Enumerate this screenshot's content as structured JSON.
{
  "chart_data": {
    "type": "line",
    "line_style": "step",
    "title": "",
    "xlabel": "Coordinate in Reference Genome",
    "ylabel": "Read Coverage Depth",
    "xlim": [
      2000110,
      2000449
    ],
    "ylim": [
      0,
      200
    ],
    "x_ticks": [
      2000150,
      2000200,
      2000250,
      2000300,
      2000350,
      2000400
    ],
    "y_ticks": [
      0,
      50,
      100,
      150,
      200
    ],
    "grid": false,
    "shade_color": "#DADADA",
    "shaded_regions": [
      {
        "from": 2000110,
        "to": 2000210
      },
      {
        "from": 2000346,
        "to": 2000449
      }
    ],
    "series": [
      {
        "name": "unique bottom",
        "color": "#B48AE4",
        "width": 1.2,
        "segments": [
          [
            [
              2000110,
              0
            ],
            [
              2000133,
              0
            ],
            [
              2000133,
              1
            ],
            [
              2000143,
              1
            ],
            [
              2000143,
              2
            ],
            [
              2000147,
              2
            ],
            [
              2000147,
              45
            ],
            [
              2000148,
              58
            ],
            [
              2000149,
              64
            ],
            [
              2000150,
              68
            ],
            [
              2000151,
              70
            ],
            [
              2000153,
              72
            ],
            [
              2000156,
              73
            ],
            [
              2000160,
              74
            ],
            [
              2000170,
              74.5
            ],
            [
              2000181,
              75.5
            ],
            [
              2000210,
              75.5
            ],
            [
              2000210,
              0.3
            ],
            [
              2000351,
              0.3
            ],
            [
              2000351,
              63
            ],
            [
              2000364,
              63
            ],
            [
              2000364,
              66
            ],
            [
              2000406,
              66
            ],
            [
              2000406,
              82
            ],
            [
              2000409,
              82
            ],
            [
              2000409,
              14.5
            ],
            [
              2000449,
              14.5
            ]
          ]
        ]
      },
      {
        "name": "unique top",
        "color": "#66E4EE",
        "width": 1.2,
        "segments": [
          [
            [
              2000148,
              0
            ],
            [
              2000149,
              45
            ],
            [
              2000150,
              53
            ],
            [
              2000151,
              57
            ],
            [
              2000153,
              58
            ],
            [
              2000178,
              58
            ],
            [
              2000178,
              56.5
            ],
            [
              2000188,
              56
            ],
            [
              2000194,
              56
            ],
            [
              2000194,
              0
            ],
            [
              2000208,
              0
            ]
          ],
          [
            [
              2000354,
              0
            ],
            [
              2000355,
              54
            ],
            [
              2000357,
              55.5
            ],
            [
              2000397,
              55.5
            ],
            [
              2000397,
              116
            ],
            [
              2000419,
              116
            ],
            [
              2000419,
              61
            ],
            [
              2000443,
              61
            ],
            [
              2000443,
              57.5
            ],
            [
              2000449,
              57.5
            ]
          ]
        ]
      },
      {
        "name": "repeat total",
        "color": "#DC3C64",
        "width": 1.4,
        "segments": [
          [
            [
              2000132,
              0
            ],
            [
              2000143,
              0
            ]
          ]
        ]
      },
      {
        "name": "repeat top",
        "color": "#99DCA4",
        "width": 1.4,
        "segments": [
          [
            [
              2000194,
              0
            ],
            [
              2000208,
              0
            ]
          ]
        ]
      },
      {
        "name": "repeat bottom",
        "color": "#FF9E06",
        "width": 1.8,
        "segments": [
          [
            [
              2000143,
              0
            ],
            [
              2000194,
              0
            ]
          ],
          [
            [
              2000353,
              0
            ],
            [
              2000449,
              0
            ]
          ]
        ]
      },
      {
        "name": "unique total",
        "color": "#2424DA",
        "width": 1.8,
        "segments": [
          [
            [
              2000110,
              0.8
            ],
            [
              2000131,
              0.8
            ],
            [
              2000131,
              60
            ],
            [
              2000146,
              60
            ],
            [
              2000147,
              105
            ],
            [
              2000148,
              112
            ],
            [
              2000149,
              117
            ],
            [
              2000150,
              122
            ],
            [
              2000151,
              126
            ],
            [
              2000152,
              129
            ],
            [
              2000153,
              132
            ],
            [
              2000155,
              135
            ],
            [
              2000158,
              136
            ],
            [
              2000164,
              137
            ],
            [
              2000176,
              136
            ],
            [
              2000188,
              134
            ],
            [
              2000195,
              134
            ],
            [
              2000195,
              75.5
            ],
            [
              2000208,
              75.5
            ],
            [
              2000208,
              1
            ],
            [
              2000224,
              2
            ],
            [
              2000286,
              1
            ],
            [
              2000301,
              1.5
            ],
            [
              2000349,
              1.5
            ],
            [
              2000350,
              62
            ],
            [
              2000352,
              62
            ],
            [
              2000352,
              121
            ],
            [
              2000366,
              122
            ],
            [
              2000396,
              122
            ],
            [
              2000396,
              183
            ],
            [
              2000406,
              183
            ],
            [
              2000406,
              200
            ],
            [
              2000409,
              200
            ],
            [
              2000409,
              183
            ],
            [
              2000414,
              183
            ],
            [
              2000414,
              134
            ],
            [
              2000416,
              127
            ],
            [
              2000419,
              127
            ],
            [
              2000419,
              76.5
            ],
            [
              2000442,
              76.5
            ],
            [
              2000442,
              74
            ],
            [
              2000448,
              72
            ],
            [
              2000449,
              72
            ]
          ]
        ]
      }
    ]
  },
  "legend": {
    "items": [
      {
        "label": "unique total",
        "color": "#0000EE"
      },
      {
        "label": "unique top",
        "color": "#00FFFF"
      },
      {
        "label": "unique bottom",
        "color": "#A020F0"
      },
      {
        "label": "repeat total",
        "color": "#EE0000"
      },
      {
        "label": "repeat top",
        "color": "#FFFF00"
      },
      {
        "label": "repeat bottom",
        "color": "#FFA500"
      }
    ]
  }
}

######

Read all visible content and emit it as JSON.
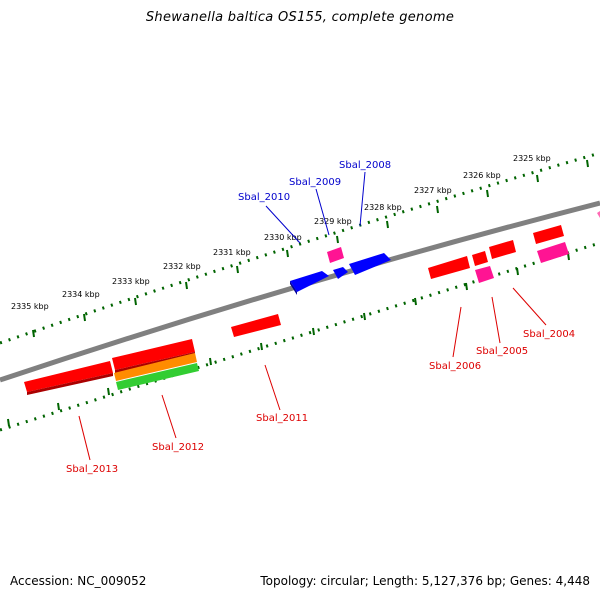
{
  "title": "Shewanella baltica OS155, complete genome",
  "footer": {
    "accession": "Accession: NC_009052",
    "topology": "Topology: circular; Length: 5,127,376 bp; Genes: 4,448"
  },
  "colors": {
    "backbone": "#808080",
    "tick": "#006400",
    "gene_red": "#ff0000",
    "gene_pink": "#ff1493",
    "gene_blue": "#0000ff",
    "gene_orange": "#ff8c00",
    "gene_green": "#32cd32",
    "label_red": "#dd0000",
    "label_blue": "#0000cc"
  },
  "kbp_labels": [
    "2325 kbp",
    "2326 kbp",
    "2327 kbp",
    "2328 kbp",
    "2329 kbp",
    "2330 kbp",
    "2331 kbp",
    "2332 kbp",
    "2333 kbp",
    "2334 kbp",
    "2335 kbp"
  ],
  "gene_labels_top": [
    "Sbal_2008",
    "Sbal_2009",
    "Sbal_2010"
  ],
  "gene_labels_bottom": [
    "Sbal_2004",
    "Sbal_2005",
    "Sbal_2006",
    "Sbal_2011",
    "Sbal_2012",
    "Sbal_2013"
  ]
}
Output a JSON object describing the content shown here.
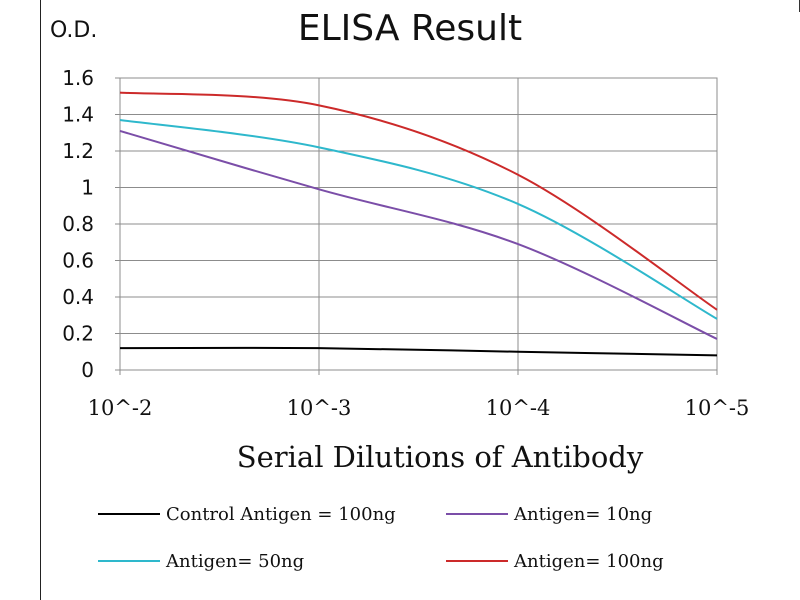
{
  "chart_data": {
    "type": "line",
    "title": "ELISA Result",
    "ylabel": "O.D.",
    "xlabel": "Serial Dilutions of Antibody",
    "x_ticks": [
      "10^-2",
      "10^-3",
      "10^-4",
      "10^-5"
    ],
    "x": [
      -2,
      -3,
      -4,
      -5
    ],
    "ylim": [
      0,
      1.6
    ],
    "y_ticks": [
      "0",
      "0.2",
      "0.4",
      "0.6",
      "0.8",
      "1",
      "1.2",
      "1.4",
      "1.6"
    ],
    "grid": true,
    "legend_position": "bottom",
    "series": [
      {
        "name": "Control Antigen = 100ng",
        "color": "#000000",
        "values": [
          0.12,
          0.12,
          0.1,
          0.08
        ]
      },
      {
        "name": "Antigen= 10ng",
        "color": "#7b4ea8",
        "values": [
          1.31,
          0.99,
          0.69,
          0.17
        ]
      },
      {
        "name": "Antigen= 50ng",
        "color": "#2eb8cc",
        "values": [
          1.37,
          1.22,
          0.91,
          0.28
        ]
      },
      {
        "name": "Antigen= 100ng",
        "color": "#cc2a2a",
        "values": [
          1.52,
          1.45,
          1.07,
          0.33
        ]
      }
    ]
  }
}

######

Task objective: Which lines of the entries above contain the string "xlabel"? Copy each one.

The answer:
    "xlabel": "Coordinate in Reference Genome",
    "xlabel": "Serial Dilutions of Antibody",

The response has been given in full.